→ Direction: Skip the pictures and extract all of the lines exactly as written.

== Records supplied ==

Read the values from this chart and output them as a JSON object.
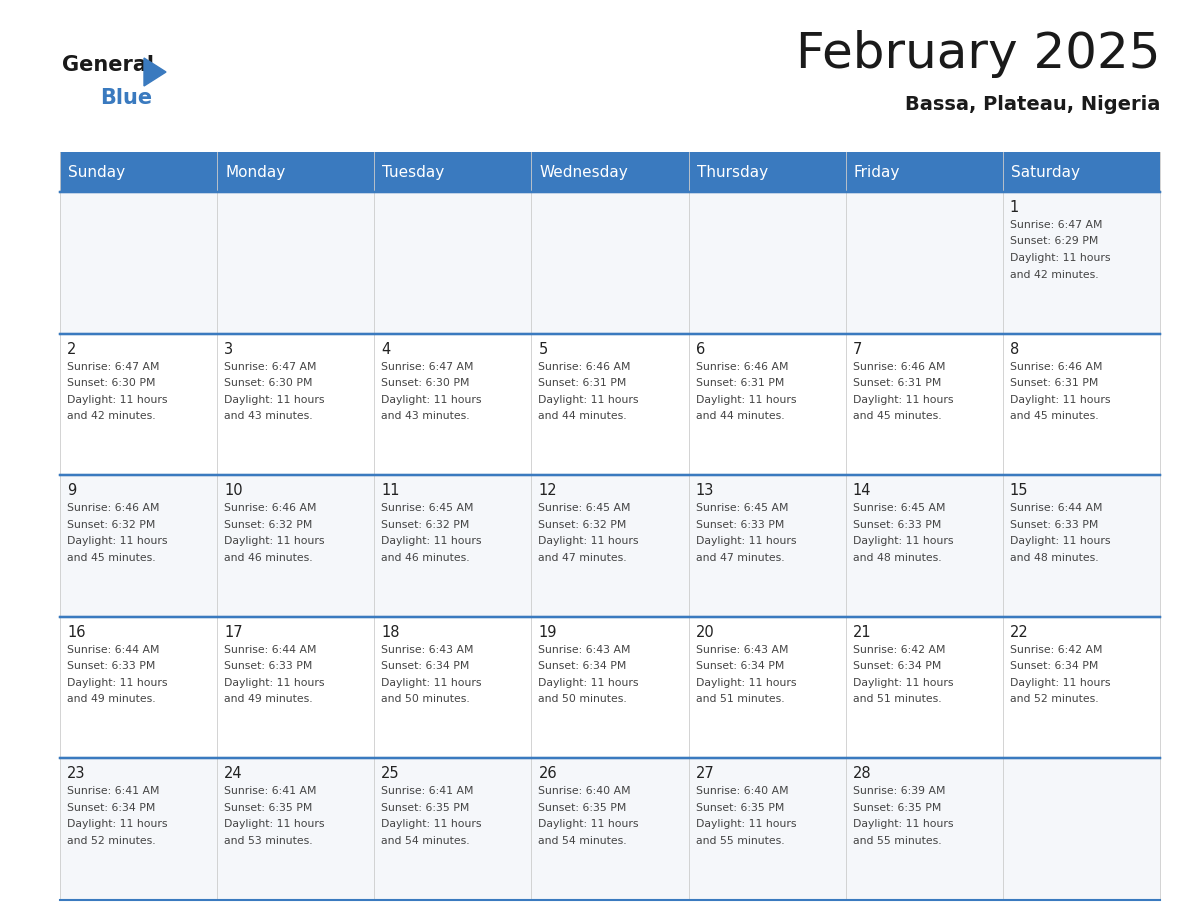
{
  "title": "February 2025",
  "subtitle": "Bassa, Plateau, Nigeria",
  "days_of_week": [
    "Sunday",
    "Monday",
    "Tuesday",
    "Wednesday",
    "Thursday",
    "Friday",
    "Saturday"
  ],
  "header_bg": "#3a7abf",
  "header_text": "#ffffff",
  "border_color": "#3a7abf",
  "cell_bg_even": "#f5f7fa",
  "cell_bg_odd": "#ffffff",
  "calendar": [
    [
      null,
      null,
      null,
      null,
      null,
      null,
      1
    ],
    [
      2,
      3,
      4,
      5,
      6,
      7,
      8
    ],
    [
      9,
      10,
      11,
      12,
      13,
      14,
      15
    ],
    [
      16,
      17,
      18,
      19,
      20,
      21,
      22
    ],
    [
      23,
      24,
      25,
      26,
      27,
      28,
      null
    ]
  ],
  "sunrise": {
    "1": "6:47 AM",
    "2": "6:47 AM",
    "3": "6:47 AM",
    "4": "6:47 AM",
    "5": "6:46 AM",
    "6": "6:46 AM",
    "7": "6:46 AM",
    "8": "6:46 AM",
    "9": "6:46 AM",
    "10": "6:46 AM",
    "11": "6:45 AM",
    "12": "6:45 AM",
    "13": "6:45 AM",
    "14": "6:45 AM",
    "15": "6:44 AM",
    "16": "6:44 AM",
    "17": "6:44 AM",
    "18": "6:43 AM",
    "19": "6:43 AM",
    "20": "6:43 AM",
    "21": "6:42 AM",
    "22": "6:42 AM",
    "23": "6:41 AM",
    "24": "6:41 AM",
    "25": "6:41 AM",
    "26": "6:40 AM",
    "27": "6:40 AM",
    "28": "6:39 AM"
  },
  "sunset": {
    "1": "6:29 PM",
    "2": "6:30 PM",
    "3": "6:30 PM",
    "4": "6:30 PM",
    "5": "6:31 PM",
    "6": "6:31 PM",
    "7": "6:31 PM",
    "8": "6:31 PM",
    "9": "6:32 PM",
    "10": "6:32 PM",
    "11": "6:32 PM",
    "12": "6:32 PM",
    "13": "6:33 PM",
    "14": "6:33 PM",
    "15": "6:33 PM",
    "16": "6:33 PM",
    "17": "6:33 PM",
    "18": "6:34 PM",
    "19": "6:34 PM",
    "20": "6:34 PM",
    "21": "6:34 PM",
    "22": "6:34 PM",
    "23": "6:34 PM",
    "24": "6:35 PM",
    "25": "6:35 PM",
    "26": "6:35 PM",
    "27": "6:35 PM",
    "28": "6:35 PM"
  },
  "daylight_hours": {
    "1": "11",
    "2": "11",
    "3": "11",
    "4": "11",
    "5": "11",
    "6": "11",
    "7": "11",
    "8": "11",
    "9": "11",
    "10": "11",
    "11": "11",
    "12": "11",
    "13": "11",
    "14": "11",
    "15": "11",
    "16": "11",
    "17": "11",
    "18": "11",
    "19": "11",
    "20": "11",
    "21": "11",
    "22": "11",
    "23": "11",
    "24": "11",
    "25": "11",
    "26": "11",
    "27": "11",
    "28": "11"
  },
  "daylight_minutes": {
    "1": "42",
    "2": "42",
    "3": "43",
    "4": "43",
    "5": "44",
    "6": "44",
    "7": "45",
    "8": "45",
    "9": "45",
    "10": "46",
    "11": "46",
    "12": "47",
    "13": "47",
    "14": "48",
    "15": "48",
    "16": "49",
    "17": "49",
    "18": "50",
    "19": "50",
    "20": "51",
    "21": "51",
    "22": "52",
    "23": "52",
    "24": "53",
    "25": "54",
    "26": "54",
    "27": "55",
    "28": "55"
  }
}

===

→ Solution to this exercise:
Read the values from this chart and output them as a JSON object.
{
  "title": "February 2025",
  "subtitle": "Bassa, Plateau, Nigeria",
  "days_of_week": [
    "Sunday",
    "Monday",
    "Tuesday",
    "Wednesday",
    "Thursday",
    "Friday",
    "Saturday"
  ],
  "header_bg": "#3a7abf",
  "header_text": "#ffffff",
  "border_color": "#3a7abf",
  "cell_bg_even": "#f5f7fa",
  "cell_bg_odd": "#ffffff",
  "calendar": [
    [
      null,
      null,
      null,
      null,
      null,
      null,
      1
    ],
    [
      2,
      3,
      4,
      5,
      6,
      7,
      8
    ],
    [
      9,
      10,
      11,
      12,
      13,
      14,
      15
    ],
    [
      16,
      17,
      18,
      19,
      20,
      21,
      22
    ],
    [
      23,
      24,
      25,
      26,
      27,
      28,
      null
    ]
  ],
  "sunrise": {
    "1": "6:47 AM",
    "2": "6:47 AM",
    "3": "6:47 AM",
    "4": "6:47 AM",
    "5": "6:46 AM",
    "6": "6:46 AM",
    "7": "6:46 AM",
    "8": "6:46 AM",
    "9": "6:46 AM",
    "10": "6:46 AM",
    "11": "6:45 AM",
    "12": "6:45 AM",
    "13": "6:45 AM",
    "14": "6:45 AM",
    "15": "6:44 AM",
    "16": "6:44 AM",
    "17": "6:44 AM",
    "18": "6:43 AM",
    "19": "6:43 AM",
    "20": "6:43 AM",
    "21": "6:42 AM",
    "22": "6:42 AM",
    "23": "6:41 AM",
    "24": "6:41 AM",
    "25": "6:41 AM",
    "26": "6:40 AM",
    "27": "6:40 AM",
    "28": "6:39 AM"
  },
  "sunset": {
    "1": "6:29 PM",
    "2": "6:30 PM",
    "3": "6:30 PM",
    "4": "6:30 PM",
    "5": "6:31 PM",
    "6": "6:31 PM",
    "7": "6:31 PM",
    "8": "6:31 PM",
    "9": "6:32 PM",
    "10": "6:32 PM",
    "11": "6:32 PM",
    "12": "6:32 PM",
    "13": "6:33 PM",
    "14": "6:33 PM",
    "15": "6:33 PM",
    "16": "6:33 PM",
    "17": "6:33 PM",
    "18": "6:34 PM",
    "19": "6:34 PM",
    "20": "6:34 PM",
    "21": "6:34 PM",
    "22": "6:34 PM",
    "23": "6:34 PM",
    "24": "6:35 PM",
    "25": "6:35 PM",
    "26": "6:35 PM",
    "27": "6:35 PM",
    "28": "6:35 PM"
  },
  "daylight_hours": {
    "1": "11",
    "2": "11",
    "3": "11",
    "4": "11",
    "5": "11",
    "6": "11",
    "7": "11",
    "8": "11",
    "9": "11",
    "10": "11",
    "11": "11",
    "12": "11",
    "13": "11",
    "14": "11",
    "15": "11",
    "16": "11",
    "17": "11",
    "18": "11",
    "19": "11",
    "20": "11",
    "21": "11",
    "22": "11",
    "23": "11",
    "24": "11",
    "25": "11",
    "26": "11",
    "27": "11",
    "28": "11"
  },
  "daylight_minutes": {
    "1": "42",
    "2": "42",
    "3": "43",
    "4": "43",
    "5": "44",
    "6": "44",
    "7": "45",
    "8": "45",
    "9": "45",
    "10": "46",
    "11": "46",
    "12": "47",
    "13": "47",
    "14": "48",
    "15": "48",
    "16": "49",
    "17": "49",
    "18": "50",
    "19": "50",
    "20": "51",
    "21": "51",
    "22": "52",
    "23": "52",
    "24": "53",
    "25": "54",
    "26": "54",
    "27": "55",
    "28": "55"
  }
}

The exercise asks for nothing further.